• Reading text:

○ ○ ○ ○

Posted on 05/19/2012 7:11:47 AM PDT by Oldeconomybuyer

California's education tailspin has been blamed on class sizes, on the property tax restrictions enforced by Proposition 13, on an influx of Spanish-speaking students. But no portrait of the schools' downfall would be complete without mention of the California Teachers Assn., or CTA, arguably the state's most powerful union and a political behemoth that has blocked meaningful education reform, protected failing and even criminal educators, and pushed for pay raises and benefits that have reached unsustainable levels.

The CTA's power dates back to September 1975, when Gov. Jerry Brown signed the Rodda Act, which allowed teachers to bargain collectively. Within 18 months, 600 of the 1,000 local CTA chapters had moved to collective bargaining. In the years since Rodda's passage, the CTA has launched more than 170 strikes.

The CTA's most important resource, however, isn't a pool of workers ready to strike; it's a fat bank account fed by mandatory dues that can run to more than $1,000 per member. In 2009, the union's income was more than $186 million, all of it tax exempt.

○ ○ ○ ○

• Given data:

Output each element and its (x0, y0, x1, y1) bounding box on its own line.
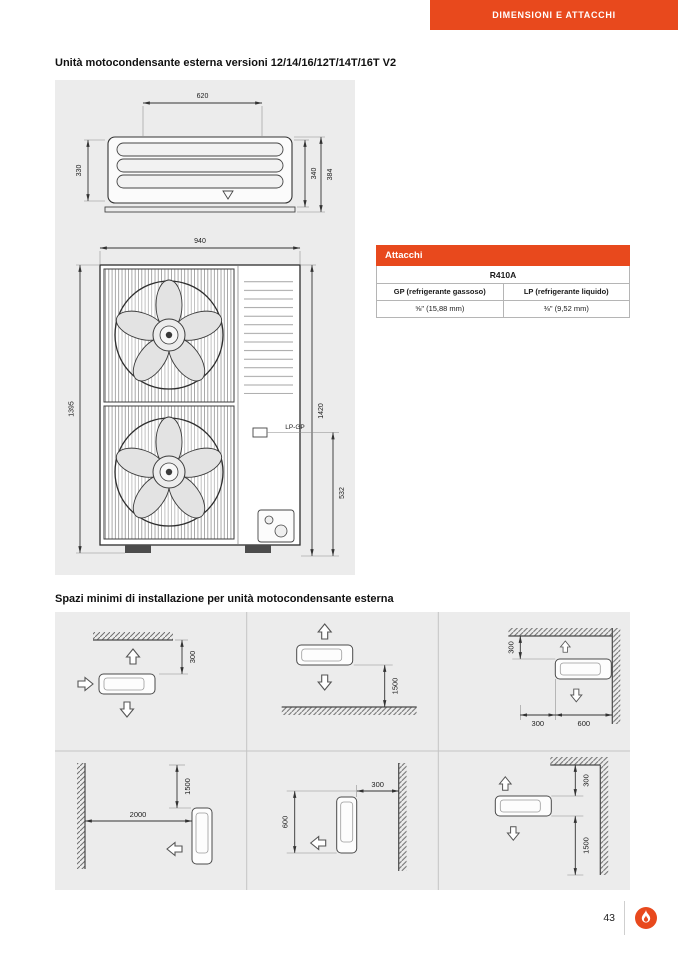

○ ○ ○ ○

• Exercise description: In the passage on California's teachers union, rewrite the part that opens with "Posted on 05/19/2012" and closes with "reached unsustainable levels.", putting "giant" in place of "behemoth".

• Answer to the exercise:
Posted on 05/19/2012 7:11:47 AM PDT by Oldeconomybuyer

California's education tailspin has been blamed on class sizes, on the property tax restrictions enforced by Proposition 13, on an influx of Spanish-speaking students. But no portrait of the schools' downfall would be complete without mention of the California Teachers Assn., or CTA, arguably the state's most powerful union and a political giant that has blocked meaningful education reform, protected failing and even criminal educators, and pushed for pay raises and benefits that have reached unsustainable levels.